Each entry in the listing below should be restated word for word.

Given data:
------
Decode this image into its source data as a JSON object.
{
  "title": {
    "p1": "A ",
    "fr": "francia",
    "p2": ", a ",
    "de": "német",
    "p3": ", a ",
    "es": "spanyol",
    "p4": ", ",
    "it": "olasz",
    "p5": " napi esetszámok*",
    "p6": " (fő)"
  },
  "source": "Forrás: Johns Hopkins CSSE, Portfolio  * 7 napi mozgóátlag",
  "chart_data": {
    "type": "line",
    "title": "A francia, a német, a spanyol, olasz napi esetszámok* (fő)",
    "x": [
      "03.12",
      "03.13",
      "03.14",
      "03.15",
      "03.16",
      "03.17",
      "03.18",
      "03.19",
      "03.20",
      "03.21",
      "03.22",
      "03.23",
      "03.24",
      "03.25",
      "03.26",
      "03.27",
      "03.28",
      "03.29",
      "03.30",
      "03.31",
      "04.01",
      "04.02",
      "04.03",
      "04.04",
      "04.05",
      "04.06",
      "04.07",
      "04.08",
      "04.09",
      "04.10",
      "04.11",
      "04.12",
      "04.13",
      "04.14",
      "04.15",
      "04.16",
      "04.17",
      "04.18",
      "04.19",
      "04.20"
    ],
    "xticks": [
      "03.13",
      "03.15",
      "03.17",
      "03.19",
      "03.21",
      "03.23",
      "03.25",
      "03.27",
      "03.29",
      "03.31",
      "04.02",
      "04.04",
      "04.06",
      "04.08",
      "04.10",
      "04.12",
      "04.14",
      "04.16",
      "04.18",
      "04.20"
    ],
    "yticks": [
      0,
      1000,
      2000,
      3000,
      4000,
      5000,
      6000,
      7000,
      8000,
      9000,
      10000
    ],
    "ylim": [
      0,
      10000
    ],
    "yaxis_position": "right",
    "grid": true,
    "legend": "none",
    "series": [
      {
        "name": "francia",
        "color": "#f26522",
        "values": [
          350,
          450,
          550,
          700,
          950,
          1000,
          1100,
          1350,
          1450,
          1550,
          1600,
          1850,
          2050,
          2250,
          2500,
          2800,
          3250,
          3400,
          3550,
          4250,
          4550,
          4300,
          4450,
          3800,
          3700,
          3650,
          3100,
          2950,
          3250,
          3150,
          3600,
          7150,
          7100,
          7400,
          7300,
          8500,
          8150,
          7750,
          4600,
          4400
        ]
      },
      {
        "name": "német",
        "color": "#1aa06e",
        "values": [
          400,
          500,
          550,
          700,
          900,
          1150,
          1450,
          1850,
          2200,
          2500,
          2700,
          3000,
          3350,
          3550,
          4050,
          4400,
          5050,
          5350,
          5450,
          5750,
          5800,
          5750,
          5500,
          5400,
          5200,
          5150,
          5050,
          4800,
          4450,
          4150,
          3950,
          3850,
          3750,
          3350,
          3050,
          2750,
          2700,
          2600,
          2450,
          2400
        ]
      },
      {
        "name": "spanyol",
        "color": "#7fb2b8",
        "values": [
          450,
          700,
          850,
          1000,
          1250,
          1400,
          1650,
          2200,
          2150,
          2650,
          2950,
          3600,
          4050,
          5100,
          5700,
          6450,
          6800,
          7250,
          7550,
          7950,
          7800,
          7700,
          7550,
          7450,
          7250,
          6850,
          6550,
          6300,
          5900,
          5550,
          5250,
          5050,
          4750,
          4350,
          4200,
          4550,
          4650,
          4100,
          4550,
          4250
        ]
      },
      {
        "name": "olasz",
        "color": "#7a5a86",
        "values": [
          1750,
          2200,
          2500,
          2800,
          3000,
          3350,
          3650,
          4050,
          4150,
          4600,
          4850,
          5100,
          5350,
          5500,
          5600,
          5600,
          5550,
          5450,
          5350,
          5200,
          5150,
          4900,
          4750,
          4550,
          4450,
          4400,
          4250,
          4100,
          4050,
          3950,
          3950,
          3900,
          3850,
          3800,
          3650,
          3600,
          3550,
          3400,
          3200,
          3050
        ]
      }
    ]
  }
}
------
Result:
Decode this image into its source data as a JSON object.
{
  "title": {
    "p1": "A ",
    "fr": "francia",
    "p2": ", a ",
    "de": "német",
    "p3": ", a ",
    "es": "spanyol",
    "p4": ", ",
    "it": "olasz",
    "p5": " napi esetszámok*",
    "p6": " (fő)"
  },
  "source": "Forrás: Johns Hopkins CSSE, Portfolio  * 7 napi mozgóátlag",
  "chart_data": {
    "type": "line",
    "title": "A francia, a német, a spanyol, olasz napi esetszámok* (fő)",
    "x": [
      "03.12",
      "03.13",
      "03.14",
      "03.15",
      "03.16",
      "03.17",
      "03.18",
      "03.19",
      "03.20",
      "03.21",
      "03.22",
      "03.23",
      "03.24",
      "03.25",
      "03.26",
      "03.27",
      "03.28",
      "03.29",
      "03.30",
      "03.31",
      "04.01",
      "04.02",
      "04.03",
      "04.04",
      "04.05",
      "04.06",
      "04.07",
      "04.08",
      "04.09",
      "04.10",
      "04.11",
      "04.12",
      "04.13",
      "04.14",
      "04.15",
      "04.16",
      "04.17",
      "04.18",
      "04.19",
      "04.20"
    ],
    "xticks": [
      "03.13",
      "03.15",
      "03.17",
      "03.19",
      "03.21",
      "03.23",
      "03.25",
      "03.27",
      "03.29",
      "03.31",
      "04.02",
      "04.04",
      "04.06",
      "04.08",
      "04.10",
      "04.12",
      "04.14",
      "04.16",
      "04.18",
      "04.20"
    ],
    "yticks": [
      0,
      1000,
      2000,
      3000,
      4000,
      5000,
      6000,
      7000,
      8000,
      9000,
      10000
    ],
    "ylim": [
      0,
      10000
    ],
    "yaxis_position": "right",
    "grid": true,
    "legend": "none",
    "series": [
      {
        "name": "francia",
        "color": "#f26522",
        "values": [
          350,
          450,
          550,
          700,
          950,
          1000,
          1100,
          1350,
          1450,
          1550,
          1600,
          1850,
          2050,
          2250,
          2500,
          2800,
          3250,
          3400,
          3550,
          4250,
          4550,
          4300,
          4450,
          3800,
          3700,
          3650,
          3100,
          2950,
          3250,
          3150,
          3600,
          7150,
          7100,
          7400,
          7300,
          8500,
          8150,
          7750,
          4600,
          4400
        ]
      },
      {
        "name": "német",
        "color": "#1aa06e",
        "values": [
          400,
          500,
          550,
          700,
          900,
          1150,
          1450,
          1850,
          2200,
          2500,
          2700,
          3000,
          3350,
          3550,
          4050,
          4400,
          5050,
          5350,
          5450,
          5750,
          5800,
          5750,
          5500,
          5400,
          5200,
          5150,
          5050,
          4800,
          4450,
          4150,
          3950,
          3850,
          3750,
          3350,
          3050,
          2750,
          2700,
          2600,
          2450,
          2400
        ]
      },
      {
        "name": "spanyol",
        "color": "#7fb2b8",
        "values": [
          450,
          700,
          850,
          1000,
          1250,
          1400,
          1650,
          2200,
          2150,
          2650,
          2950,
          3600,
          4050,
          5100,
          5700,
          6450,
          6800,
          7250,
          7550,
          7950,
          7800,
          7700,
          7550,
          7450,
          7250,
          6850,
          6550,
          6300,
          5900,
          5550,
          5250,
          5050,
          4750,
          4350,
          4200,
          4550,
          4650,
          4100,
          4550,
          4250
        ]
      },
      {
        "name": "olasz",
        "color": "#7a5a86",
        "values": [
          1750,
          2200,
          2500,
          2800,
          3000,
          3350,
          3650,
          4050,
          4150,
          4600,
          4850,
          5100,
          5350,
          5500,
          5600,
          5600,
          5550,
          5450,
          5350,
          5200,
          5150,
          4900,
          4750,
          4550,
          4450,
          4400,
          4250,
          4100,
          4050,
          3950,
          3950,
          3900,
          3850,
          3800,
          3650,
          3600,
          3550,
          3400,
          3200,
          3050
        ]
      }
    ]
  }
}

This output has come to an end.